Images should be left out, and everything else in the listing reproduced exactly.

=====

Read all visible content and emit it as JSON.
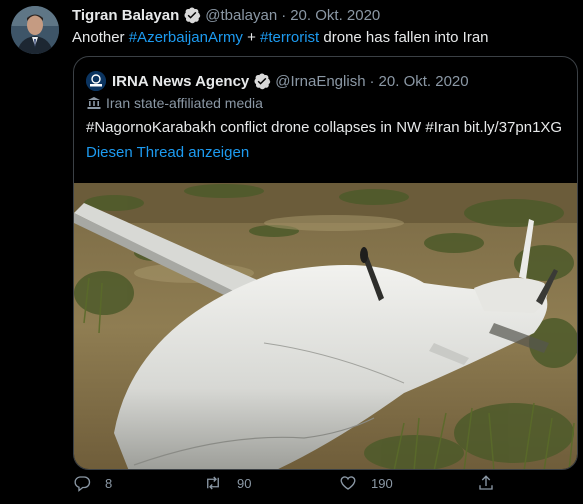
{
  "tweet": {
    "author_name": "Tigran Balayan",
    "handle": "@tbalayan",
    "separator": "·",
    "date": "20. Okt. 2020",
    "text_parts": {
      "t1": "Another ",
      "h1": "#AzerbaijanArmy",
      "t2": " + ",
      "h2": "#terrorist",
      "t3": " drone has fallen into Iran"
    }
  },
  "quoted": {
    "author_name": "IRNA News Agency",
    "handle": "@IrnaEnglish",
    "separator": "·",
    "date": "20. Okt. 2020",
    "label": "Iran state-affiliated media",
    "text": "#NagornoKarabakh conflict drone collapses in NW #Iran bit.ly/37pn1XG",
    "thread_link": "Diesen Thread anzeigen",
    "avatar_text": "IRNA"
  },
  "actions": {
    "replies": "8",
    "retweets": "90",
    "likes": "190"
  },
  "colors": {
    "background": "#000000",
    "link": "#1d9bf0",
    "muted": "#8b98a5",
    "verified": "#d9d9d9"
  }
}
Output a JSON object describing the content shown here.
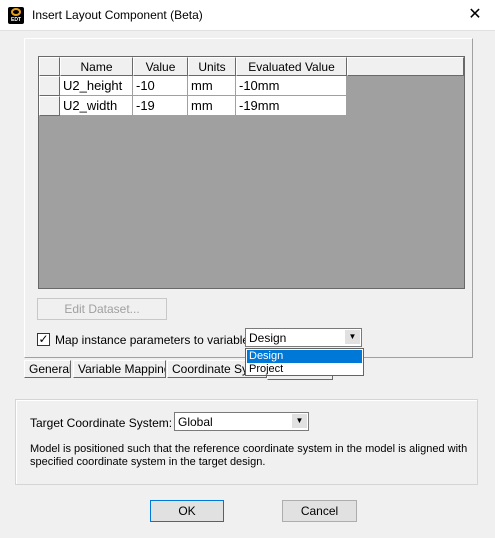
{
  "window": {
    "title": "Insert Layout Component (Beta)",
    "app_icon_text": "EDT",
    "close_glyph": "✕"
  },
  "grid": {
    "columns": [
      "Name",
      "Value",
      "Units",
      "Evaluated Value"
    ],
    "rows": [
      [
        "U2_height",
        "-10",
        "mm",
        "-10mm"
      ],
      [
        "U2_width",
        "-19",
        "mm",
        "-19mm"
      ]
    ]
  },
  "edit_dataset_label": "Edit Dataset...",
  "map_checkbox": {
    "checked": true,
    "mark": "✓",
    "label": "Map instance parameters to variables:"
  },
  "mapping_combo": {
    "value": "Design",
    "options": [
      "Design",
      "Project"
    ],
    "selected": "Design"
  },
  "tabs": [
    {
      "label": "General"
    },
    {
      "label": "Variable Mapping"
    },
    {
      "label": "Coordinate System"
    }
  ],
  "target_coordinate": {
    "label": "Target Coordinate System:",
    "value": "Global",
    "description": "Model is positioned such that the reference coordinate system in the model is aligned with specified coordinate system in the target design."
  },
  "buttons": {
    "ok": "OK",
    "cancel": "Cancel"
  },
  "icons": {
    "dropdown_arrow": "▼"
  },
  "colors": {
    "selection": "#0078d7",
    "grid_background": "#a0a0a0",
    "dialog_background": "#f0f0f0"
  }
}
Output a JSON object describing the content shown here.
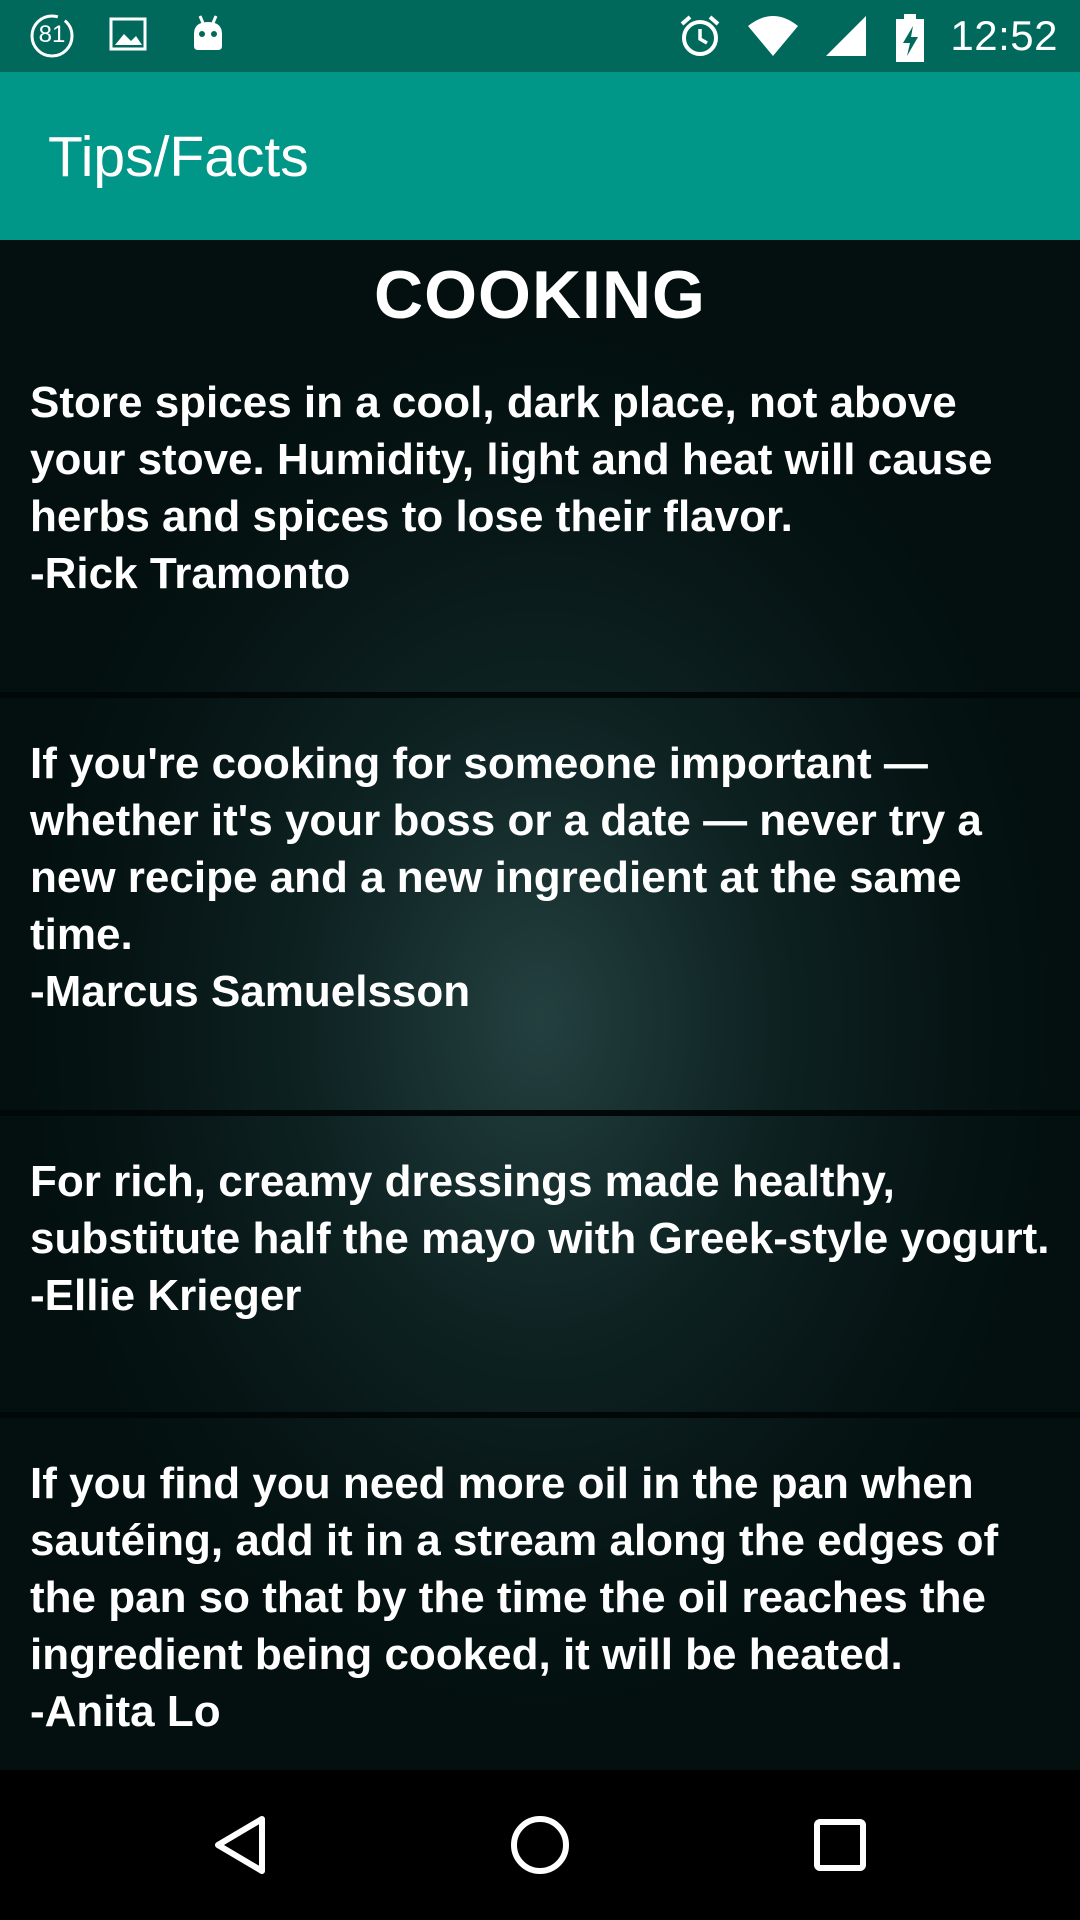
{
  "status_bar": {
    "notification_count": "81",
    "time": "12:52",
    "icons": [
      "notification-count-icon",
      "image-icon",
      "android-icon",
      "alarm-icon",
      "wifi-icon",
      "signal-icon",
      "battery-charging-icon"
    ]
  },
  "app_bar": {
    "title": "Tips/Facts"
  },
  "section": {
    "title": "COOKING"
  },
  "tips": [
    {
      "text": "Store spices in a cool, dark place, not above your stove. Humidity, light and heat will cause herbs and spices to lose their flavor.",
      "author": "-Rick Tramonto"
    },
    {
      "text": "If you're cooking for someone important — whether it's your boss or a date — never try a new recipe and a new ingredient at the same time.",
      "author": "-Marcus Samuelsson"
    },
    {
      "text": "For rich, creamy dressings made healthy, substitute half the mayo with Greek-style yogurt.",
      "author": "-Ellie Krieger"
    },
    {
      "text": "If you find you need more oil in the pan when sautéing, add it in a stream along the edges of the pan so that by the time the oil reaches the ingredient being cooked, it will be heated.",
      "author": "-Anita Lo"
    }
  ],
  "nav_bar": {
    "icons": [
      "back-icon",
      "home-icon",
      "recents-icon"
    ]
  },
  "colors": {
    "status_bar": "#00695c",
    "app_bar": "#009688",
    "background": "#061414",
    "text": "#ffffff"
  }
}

=====

Task result >>
Read all visible content and emit it as JSON.
{
  "tweet": {
    "author_name": "Tigran Balayan",
    "handle": "@tbalayan",
    "separator": "·",
    "date": "20. Okt. 2020",
    "text_parts": {
      "t1": "Another ",
      "h1": "#AzerbaijanArmy",
      "t2": " + ",
      "h2": "#terrorist",
      "t3": " drone has fallen into Iran"
    }
  },
  "quoted": {
    "author_name": "IRNA News Agency",
    "handle": "@IrnaEnglish",
    "separator": "·",
    "date": "20. Okt. 2020",
    "label": "Iran state-affiliated media",
    "text": "#NagornoKarabakh conflict drone collapses in NW #Iran bit.ly/37pn1XG",
    "thread_link": "Diesen Thread anzeigen",
    "avatar_text": "IRNA"
  },
  "actions": {
    "replies": "8",
    "retweets": "90",
    "likes": "190"
  },
  "colors": {
    "background": "#000000",
    "link": "#1d9bf0",
    "muted": "#8b98a5",
    "verified": "#d9d9d9"
  }
}
Output a JSON object describing the content shown here.
{
  "window": {
    "title": "Insert Layout Component (Beta)",
    "app_icon_text": "EDT",
    "close_glyph": "✕"
  },
  "grid": {
    "columns": [
      "Name",
      "Value",
      "Units",
      "Evaluated Value"
    ],
    "rows": [
      [
        "U2_height",
        "-10",
        "mm",
        "-10mm"
      ],
      [
        "U2_width",
        "-19",
        "mm",
        "-19mm"
      ]
    ]
  },
  "edit_dataset_label": "Edit Dataset...",
  "map_checkbox": {
    "checked": true,
    "mark": "✓",
    "label": "Map instance parameters to variables:"
  },
  "mapping_combo": {
    "value": "Design",
    "options": [
      "Design",
      "Project"
    ],
    "selected": "Design"
  },
  "tabs": [
    {
      "label": "General"
    },
    {
      "label": "Variable Mapping"
    },
    {
      "label": "Coordinate System"
    }
  ],
  "target_coordinate": {
    "label": "Target Coordinate System:",
    "value": "Global",
    "description": "Model is positioned such that the reference coordinate system in the model is aligned with specified coordinate system in the target design."
  },
  "buttons": {
    "ok": "OK",
    "cancel": "Cancel"
  },
  "icons": {
    "dropdown_arrow": "▼"
  },
  "colors": {
    "selection": "#0078d7",
    "grid_background": "#a0a0a0",
    "dialog_background": "#f0f0f0"
  }
}
Output a JSON object describing the content shown here.
{
  "status_bar": {
    "notification_count": "81",
    "time": "12:52",
    "icons": [
      "notification-count-icon",
      "image-icon",
      "android-icon",
      "alarm-icon",
      "wifi-icon",
      "signal-icon",
      "battery-charging-icon"
    ]
  },
  "app_bar": {
    "title": "Tips/Facts"
  },
  "section": {
    "title": "COOKING"
  },
  "tips": [
    {
      "text": "Store spices in a cool, dark place, not above your stove. Humidity, light and heat will cause herbs and spices to lose their flavor.",
      "author": "-Rick Tramonto"
    },
    {
      "text": "If you're cooking for someone important — whether it's your boss or a date — never try a new recipe and a new ingredient at the same time.",
      "author": "-Marcus Samuelsson"
    },
    {
      "text": "For rich, creamy dressings made healthy, substitute half the mayo with Greek-style yogurt.",
      "author": "-Ellie Krieger"
    },
    {
      "text": "If you find you need more oil in the pan when sautéing, add it in a stream along the edges of the pan so that by the time the oil reaches the ingredient being cooked, it will be heated.",
      "author": "-Anita Lo"
    }
  ],
  "nav_bar": {
    "icons": [
      "back-icon",
      "home-icon",
      "recents-icon"
    ]
  },
  "colors": {
    "status_bar": "#00695c",
    "app_bar": "#009688",
    "background": "#061414",
    "text": "#ffffff"
  }
}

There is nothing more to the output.